START

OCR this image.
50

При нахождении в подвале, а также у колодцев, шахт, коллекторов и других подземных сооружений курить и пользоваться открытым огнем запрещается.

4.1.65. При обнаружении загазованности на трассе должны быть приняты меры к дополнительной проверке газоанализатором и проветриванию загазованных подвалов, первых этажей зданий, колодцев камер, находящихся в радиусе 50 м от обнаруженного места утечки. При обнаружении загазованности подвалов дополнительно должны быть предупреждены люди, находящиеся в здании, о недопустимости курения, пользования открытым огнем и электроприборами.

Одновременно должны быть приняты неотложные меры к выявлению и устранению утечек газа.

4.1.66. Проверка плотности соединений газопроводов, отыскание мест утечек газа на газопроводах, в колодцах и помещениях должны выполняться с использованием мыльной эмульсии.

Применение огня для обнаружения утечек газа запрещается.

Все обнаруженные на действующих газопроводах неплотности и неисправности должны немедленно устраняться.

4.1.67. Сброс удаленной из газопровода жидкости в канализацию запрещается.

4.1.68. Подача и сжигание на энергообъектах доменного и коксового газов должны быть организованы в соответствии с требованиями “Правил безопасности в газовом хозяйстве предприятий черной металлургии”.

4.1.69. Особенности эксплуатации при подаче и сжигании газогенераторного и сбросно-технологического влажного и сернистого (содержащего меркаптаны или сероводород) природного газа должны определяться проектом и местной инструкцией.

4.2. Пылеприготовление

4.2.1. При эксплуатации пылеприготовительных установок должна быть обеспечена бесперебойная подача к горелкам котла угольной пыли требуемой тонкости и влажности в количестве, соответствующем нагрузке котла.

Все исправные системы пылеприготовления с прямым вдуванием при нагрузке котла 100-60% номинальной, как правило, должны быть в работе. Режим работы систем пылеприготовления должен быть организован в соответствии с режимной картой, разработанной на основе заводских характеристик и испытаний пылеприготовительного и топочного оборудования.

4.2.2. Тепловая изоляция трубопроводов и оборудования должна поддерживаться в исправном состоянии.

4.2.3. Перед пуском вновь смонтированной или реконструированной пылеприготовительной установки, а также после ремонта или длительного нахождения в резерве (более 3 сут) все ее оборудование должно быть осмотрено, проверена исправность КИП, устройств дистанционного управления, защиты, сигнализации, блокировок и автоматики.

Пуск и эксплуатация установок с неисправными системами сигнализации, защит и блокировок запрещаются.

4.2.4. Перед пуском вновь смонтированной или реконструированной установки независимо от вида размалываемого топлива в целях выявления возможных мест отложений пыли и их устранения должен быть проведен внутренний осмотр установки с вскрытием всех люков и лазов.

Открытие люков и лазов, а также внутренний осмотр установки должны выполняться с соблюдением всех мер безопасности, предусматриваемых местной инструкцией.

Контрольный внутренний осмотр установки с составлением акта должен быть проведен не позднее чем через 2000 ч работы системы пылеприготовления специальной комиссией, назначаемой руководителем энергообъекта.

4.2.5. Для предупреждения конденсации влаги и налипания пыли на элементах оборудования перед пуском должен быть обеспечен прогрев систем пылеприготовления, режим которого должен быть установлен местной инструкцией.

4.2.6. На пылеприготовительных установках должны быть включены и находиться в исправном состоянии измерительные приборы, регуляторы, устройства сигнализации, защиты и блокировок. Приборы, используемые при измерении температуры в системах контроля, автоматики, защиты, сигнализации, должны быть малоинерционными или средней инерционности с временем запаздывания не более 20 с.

END

TASK GOAL:
Copy out every line from the material above in which the word "огнем" appears.

RESULT FOR THIS EXERCISE:
При нахождении в подвале, а также у колодцев, шахт, коллекторов и других подземных сооружений курить и пользоваться открытым огнем запрещается.
4.1.65. При обнаружении загазованности на трассе должны быть приняты меры к дополнительной проверке газоанализатором и проветриванию загазованных подвалов, первых этажей зданий, колодцев камер, находящихся в радиусе 50 м от обнаруженного места утечки. При обнаружении загазованности подвалов дополнительно должны быть предупреждены люди, находящиеся в здании, о недопустимости курения, пользования открытым огнем и электроприборами.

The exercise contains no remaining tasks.